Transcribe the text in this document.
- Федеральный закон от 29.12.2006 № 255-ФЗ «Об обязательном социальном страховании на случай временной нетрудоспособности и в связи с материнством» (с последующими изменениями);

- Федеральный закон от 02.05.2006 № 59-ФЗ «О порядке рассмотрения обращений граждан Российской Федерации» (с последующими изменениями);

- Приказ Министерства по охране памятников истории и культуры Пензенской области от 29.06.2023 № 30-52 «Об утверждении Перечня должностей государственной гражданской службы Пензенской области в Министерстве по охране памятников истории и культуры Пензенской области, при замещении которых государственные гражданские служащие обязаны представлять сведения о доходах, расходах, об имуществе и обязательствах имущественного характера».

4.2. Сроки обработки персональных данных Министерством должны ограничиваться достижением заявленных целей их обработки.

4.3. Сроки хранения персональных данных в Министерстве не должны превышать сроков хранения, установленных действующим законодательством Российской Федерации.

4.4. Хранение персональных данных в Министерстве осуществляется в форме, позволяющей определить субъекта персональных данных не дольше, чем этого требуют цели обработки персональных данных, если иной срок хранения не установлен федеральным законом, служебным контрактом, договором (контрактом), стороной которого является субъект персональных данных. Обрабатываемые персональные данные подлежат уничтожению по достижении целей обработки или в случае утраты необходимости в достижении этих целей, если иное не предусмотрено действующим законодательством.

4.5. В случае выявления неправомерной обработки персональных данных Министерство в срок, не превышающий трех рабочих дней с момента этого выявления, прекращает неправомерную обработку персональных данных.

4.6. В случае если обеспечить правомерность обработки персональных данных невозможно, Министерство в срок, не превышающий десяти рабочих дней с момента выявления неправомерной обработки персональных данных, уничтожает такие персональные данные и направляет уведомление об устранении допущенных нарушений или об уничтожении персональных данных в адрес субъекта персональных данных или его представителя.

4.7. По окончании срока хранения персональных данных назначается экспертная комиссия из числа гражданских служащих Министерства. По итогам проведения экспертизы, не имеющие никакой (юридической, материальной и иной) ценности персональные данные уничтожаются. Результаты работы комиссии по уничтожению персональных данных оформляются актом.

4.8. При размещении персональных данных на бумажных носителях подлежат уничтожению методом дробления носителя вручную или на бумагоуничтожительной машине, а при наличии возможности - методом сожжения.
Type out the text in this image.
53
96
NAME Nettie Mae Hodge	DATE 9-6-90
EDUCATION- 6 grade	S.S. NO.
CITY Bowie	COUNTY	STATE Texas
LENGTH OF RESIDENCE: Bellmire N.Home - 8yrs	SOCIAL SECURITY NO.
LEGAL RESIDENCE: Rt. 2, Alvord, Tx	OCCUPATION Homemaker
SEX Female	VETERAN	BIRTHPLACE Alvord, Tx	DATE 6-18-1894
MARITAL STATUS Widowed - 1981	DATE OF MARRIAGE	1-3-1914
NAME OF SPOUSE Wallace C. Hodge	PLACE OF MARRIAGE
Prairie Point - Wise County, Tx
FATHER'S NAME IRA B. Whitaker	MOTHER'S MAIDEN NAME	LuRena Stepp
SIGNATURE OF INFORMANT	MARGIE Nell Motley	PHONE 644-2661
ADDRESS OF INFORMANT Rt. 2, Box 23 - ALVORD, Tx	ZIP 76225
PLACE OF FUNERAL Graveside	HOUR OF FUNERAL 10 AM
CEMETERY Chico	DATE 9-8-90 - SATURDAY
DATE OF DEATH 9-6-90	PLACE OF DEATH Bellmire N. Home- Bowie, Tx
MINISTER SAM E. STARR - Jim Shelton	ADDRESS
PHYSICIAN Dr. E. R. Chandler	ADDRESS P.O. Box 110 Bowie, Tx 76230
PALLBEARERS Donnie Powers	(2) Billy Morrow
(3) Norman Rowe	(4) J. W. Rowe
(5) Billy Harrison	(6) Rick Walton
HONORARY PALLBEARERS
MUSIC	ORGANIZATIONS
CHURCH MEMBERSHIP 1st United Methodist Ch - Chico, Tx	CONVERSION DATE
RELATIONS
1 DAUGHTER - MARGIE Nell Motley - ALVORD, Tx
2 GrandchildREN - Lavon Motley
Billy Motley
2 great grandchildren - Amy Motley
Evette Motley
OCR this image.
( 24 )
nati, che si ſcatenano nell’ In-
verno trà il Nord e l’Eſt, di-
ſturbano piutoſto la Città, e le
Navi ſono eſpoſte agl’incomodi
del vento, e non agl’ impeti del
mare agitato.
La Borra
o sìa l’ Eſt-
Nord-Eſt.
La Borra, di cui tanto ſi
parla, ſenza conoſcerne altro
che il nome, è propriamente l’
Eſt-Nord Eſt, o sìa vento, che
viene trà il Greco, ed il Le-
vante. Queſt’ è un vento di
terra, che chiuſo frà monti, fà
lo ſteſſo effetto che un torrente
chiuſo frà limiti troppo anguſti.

————————

_Task description:_
Which lines above hold the word "Motley"? Copy each of them.

_Correct result:_
SIGNATURE OF INFORMANT	MARGIE Nell Motley	PHONE 644-2661
1 DAUGHTER - MARGIE Nell Motley - ALVORD, Tx
2 GrandchildREN - Lavon Motley
Billy Motley
2 great grandchildren - Amy Motley
Evette Motley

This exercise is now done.